— Start INPUT —

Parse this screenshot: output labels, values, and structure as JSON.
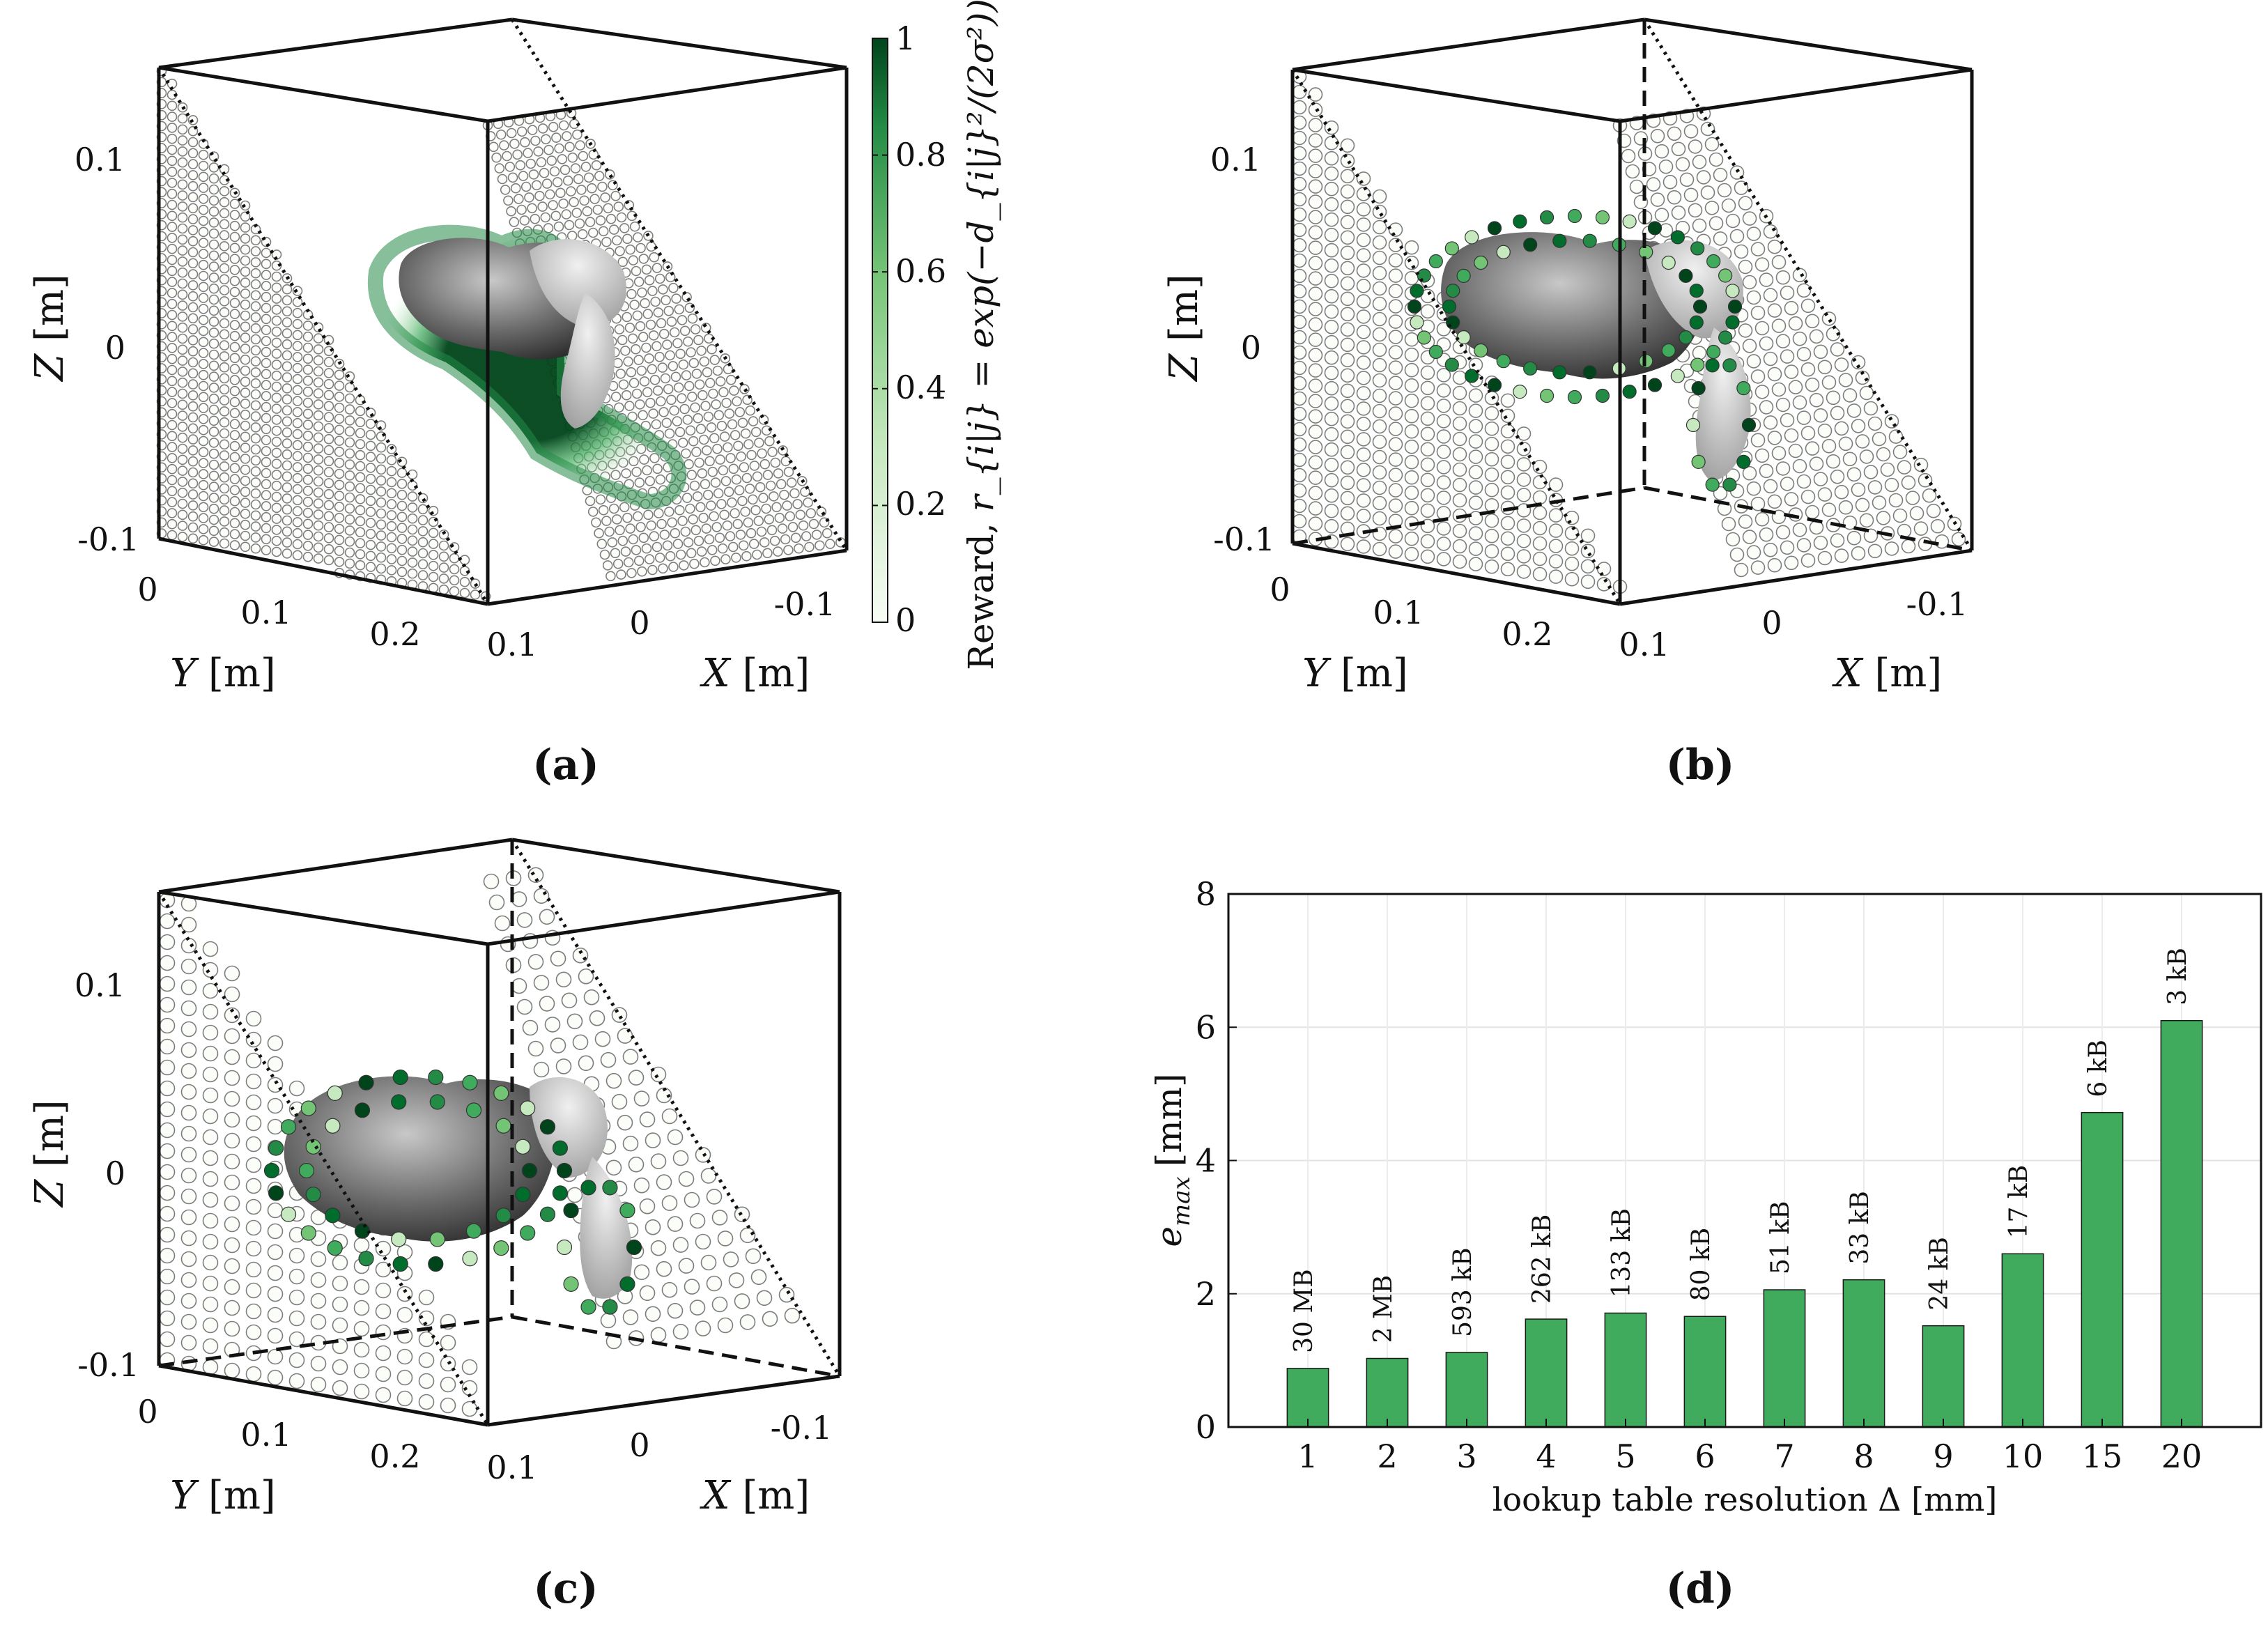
{
  "panels": {
    "a": {
      "caption": "(a)",
      "z_axis": {
        "label_var": "Z",
        "label_unit": "[m]",
        "ticks": [
          "0.1",
          "0",
          "-0.1"
        ]
      },
      "y_axis": {
        "label_var": "Y",
        "label_unit": "[m]",
        "ticks": [
          "0",
          "0.1",
          "0.2"
        ]
      },
      "x_axis": {
        "label_var": "X",
        "label_unit": "[m]",
        "ticks": [
          "0.1",
          "0",
          "-0.1"
        ]
      },
      "colorbar": {
        "label_prefix": "Reward, ",
        "label_formula": "r_{i|j} = exp(−d_{i|j}²/(2σ²))",
        "ticks": [
          "1",
          "0.8",
          "0.6",
          "0.4",
          "0.2",
          "0"
        ],
        "colors": {
          "low": "#f4fbf2",
          "high": "#00441b"
        }
      }
    },
    "b": {
      "caption": "(b)",
      "z_axis": {
        "label_var": "Z",
        "label_unit": "[m]",
        "ticks": [
          "0.1",
          "0",
          "-0.1"
        ]
      },
      "y_axis": {
        "label_var": "Y",
        "label_unit": "[m]",
        "ticks": [
          "0",
          "0.1",
          "0.2"
        ]
      },
      "x_axis": {
        "label_var": "X",
        "label_unit": "[m]",
        "ticks": [
          "0.1",
          "0",
          "-0.1"
        ]
      }
    },
    "c": {
      "caption": "(c)",
      "z_axis": {
        "label_var": "Z",
        "label_unit": "[m]",
        "ticks": [
          "0.1",
          "0",
          "-0.1"
        ]
      },
      "y_axis": {
        "label_var": "Y",
        "label_unit": "[m]",
        "ticks": [
          "0",
          "0.1",
          "0.2"
        ]
      },
      "x_axis": {
        "label_var": "X",
        "label_unit": "[m]",
        "ticks": [
          "0.1",
          "0",
          "-0.1"
        ]
      }
    },
    "d": {
      "caption": "(d)"
    }
  },
  "chart_data": {
    "type": "bar",
    "title": "",
    "xlabel": "lookup table resolution Δ [mm]",
    "ylabel_var": "e",
    "ylabel_sub": "max",
    "ylabel_unit": "[mm]",
    "categories": [
      "1",
      "2",
      "3",
      "4",
      "5",
      "6",
      "7",
      "8",
      "9",
      "10",
      "15",
      "20"
    ],
    "values": [
      0.88,
      1.03,
      1.12,
      1.62,
      1.71,
      1.66,
      2.06,
      2.21,
      1.52,
      2.6,
      4.72,
      6.1
    ],
    "data_labels": [
      "30 MB",
      "2 MB",
      "593 kB",
      "262 kB",
      "133 kB",
      "80 kB",
      "51 kB",
      "33 kB",
      "24 kB",
      "17 kB",
      "6 kB",
      "3 kB"
    ],
    "ylim": [
      0,
      8
    ],
    "yticks": [
      "0",
      "2",
      "4",
      "6",
      "8"
    ],
    "grid": true,
    "bar_color": "#41ab5d"
  }
}
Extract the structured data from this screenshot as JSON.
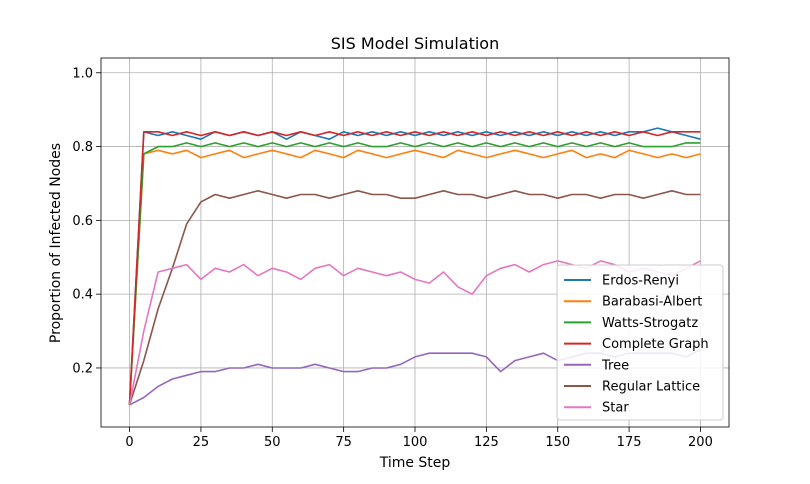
{
  "chart_data": {
    "type": "line",
    "title": "SIS Model Simulation",
    "xlabel": "Time Step",
    "ylabel": "Proportion of Infected Nodes",
    "xlim": [
      -10,
      210
    ],
    "ylim": [
      0.04,
      1.04
    ],
    "xticks": [
      0,
      25,
      50,
      75,
      100,
      125,
      150,
      175,
      200
    ],
    "yticks": [
      0.2,
      0.4,
      0.6,
      0.8,
      1.0
    ],
    "xtick_labels": [
      "0",
      "25",
      "50",
      "75",
      "100",
      "125",
      "150",
      "175",
      "200"
    ],
    "ytick_labels": [
      "0.2",
      "0.4",
      "0.6",
      "0.8",
      "1.0"
    ],
    "grid": true,
    "legend_position": "lower-right",
    "x": [
      0,
      5,
      10,
      15,
      20,
      25,
      30,
      35,
      40,
      45,
      50,
      55,
      60,
      65,
      70,
      75,
      80,
      85,
      90,
      95,
      100,
      105,
      110,
      115,
      120,
      125,
      130,
      135,
      140,
      145,
      150,
      155,
      160,
      165,
      170,
      175,
      180,
      185,
      190,
      195,
      200
    ],
    "series": [
      {
        "name": "Erdos-Renyi",
        "color": "#1f77b4",
        "values": [
          0.1,
          0.84,
          0.83,
          0.84,
          0.83,
          0.82,
          0.84,
          0.83,
          0.84,
          0.83,
          0.84,
          0.82,
          0.84,
          0.83,
          0.82,
          0.84,
          0.83,
          0.84,
          0.83,
          0.84,
          0.83,
          0.84,
          0.83,
          0.84,
          0.83,
          0.84,
          0.83,
          0.84,
          0.83,
          0.84,
          0.83,
          0.84,
          0.83,
          0.84,
          0.83,
          0.84,
          0.84,
          0.85,
          0.84,
          0.83,
          0.82
        ]
      },
      {
        "name": "Barabasi-Albert",
        "color": "#ff7f0e",
        "values": [
          0.1,
          0.78,
          0.79,
          0.78,
          0.79,
          0.77,
          0.78,
          0.79,
          0.77,
          0.78,
          0.79,
          0.78,
          0.77,
          0.79,
          0.78,
          0.77,
          0.79,
          0.78,
          0.77,
          0.78,
          0.79,
          0.78,
          0.77,
          0.79,
          0.78,
          0.77,
          0.78,
          0.79,
          0.78,
          0.77,
          0.78,
          0.79,
          0.77,
          0.78,
          0.77,
          0.79,
          0.78,
          0.77,
          0.78,
          0.77,
          0.78
        ]
      },
      {
        "name": "Watts-Strogatz",
        "color": "#2ca02c",
        "values": [
          0.1,
          0.78,
          0.8,
          0.8,
          0.81,
          0.8,
          0.81,
          0.8,
          0.81,
          0.8,
          0.81,
          0.8,
          0.81,
          0.8,
          0.81,
          0.8,
          0.81,
          0.8,
          0.8,
          0.81,
          0.8,
          0.81,
          0.8,
          0.81,
          0.8,
          0.81,
          0.8,
          0.81,
          0.8,
          0.81,
          0.8,
          0.81,
          0.8,
          0.81,
          0.8,
          0.81,
          0.8,
          0.8,
          0.8,
          0.81,
          0.81
        ]
      },
      {
        "name": "Complete Graph",
        "color": "#d62728",
        "values": [
          0.1,
          0.84,
          0.84,
          0.83,
          0.84,
          0.83,
          0.84,
          0.83,
          0.84,
          0.83,
          0.84,
          0.83,
          0.84,
          0.83,
          0.84,
          0.83,
          0.84,
          0.83,
          0.84,
          0.83,
          0.84,
          0.83,
          0.84,
          0.83,
          0.84,
          0.83,
          0.84,
          0.83,
          0.84,
          0.83,
          0.84,
          0.83,
          0.84,
          0.83,
          0.84,
          0.83,
          0.84,
          0.83,
          0.84,
          0.84,
          0.84
        ]
      },
      {
        "name": "Tree",
        "color": "#9467bd",
        "values": [
          0.1,
          0.12,
          0.15,
          0.17,
          0.18,
          0.19,
          0.19,
          0.2,
          0.2,
          0.21,
          0.2,
          0.2,
          0.2,
          0.21,
          0.2,
          0.19,
          0.19,
          0.2,
          0.2,
          0.21,
          0.23,
          0.24,
          0.24,
          0.24,
          0.24,
          0.23,
          0.19,
          0.22,
          0.23,
          0.24,
          0.22,
          0.23,
          0.24,
          0.24,
          0.23,
          0.24,
          0.24,
          0.24,
          0.24,
          0.23,
          0.25
        ]
      },
      {
        "name": "Regular Lattice",
        "color": "#8c564b",
        "values": [
          0.1,
          0.22,
          0.36,
          0.47,
          0.59,
          0.65,
          0.67,
          0.66,
          0.67,
          0.68,
          0.67,
          0.66,
          0.67,
          0.67,
          0.66,
          0.67,
          0.68,
          0.67,
          0.67,
          0.66,
          0.66,
          0.67,
          0.68,
          0.67,
          0.67,
          0.66,
          0.67,
          0.68,
          0.67,
          0.67,
          0.66,
          0.67,
          0.67,
          0.66,
          0.67,
          0.67,
          0.66,
          0.67,
          0.68,
          0.67,
          0.67
        ]
      },
      {
        "name": "Star",
        "color": "#e377c2",
        "values": [
          0.1,
          0.3,
          0.46,
          0.47,
          0.48,
          0.44,
          0.47,
          0.46,
          0.48,
          0.45,
          0.47,
          0.46,
          0.44,
          0.47,
          0.48,
          0.45,
          0.47,
          0.46,
          0.45,
          0.46,
          0.44,
          0.43,
          0.46,
          0.42,
          0.4,
          0.45,
          0.47,
          0.48,
          0.46,
          0.48,
          0.49,
          0.48,
          0.47,
          0.49,
          0.48,
          0.46,
          0.47,
          0.46,
          0.45,
          0.47,
          0.49
        ]
      }
    ]
  }
}
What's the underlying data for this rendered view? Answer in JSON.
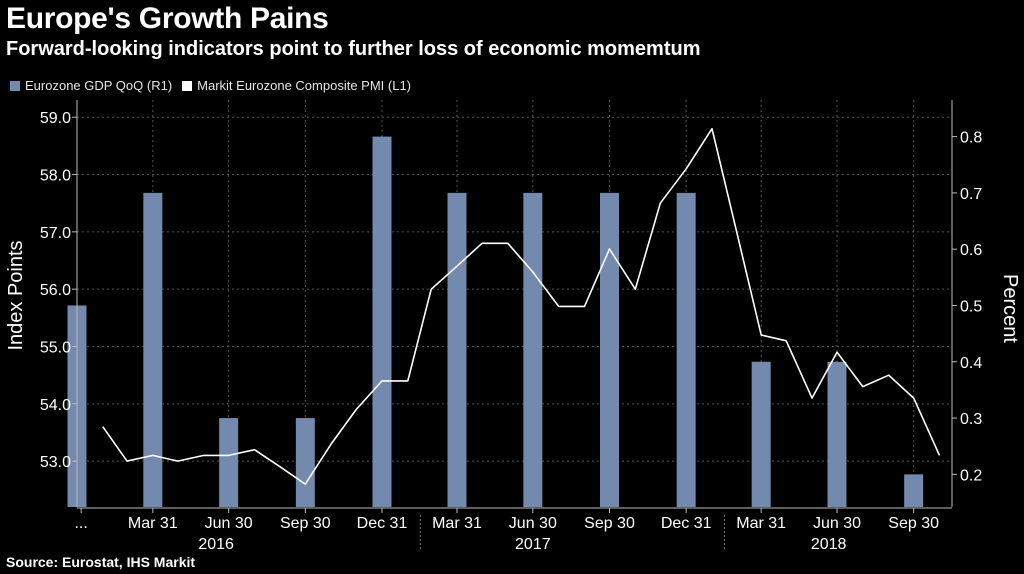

— End INPUT —

THE TASK> From the entries above, collect every line with the string "name" in it.

REPLY TO THE EXERCISE>
        "name": "Erdos-Renyi",
        "name": "Barabasi-Albert",
        "name": "Watts-Strogatz",
        "name": "Complete Graph",
        "name": "Tree",
        "name": "Regular Lattice",
        "name": "Star",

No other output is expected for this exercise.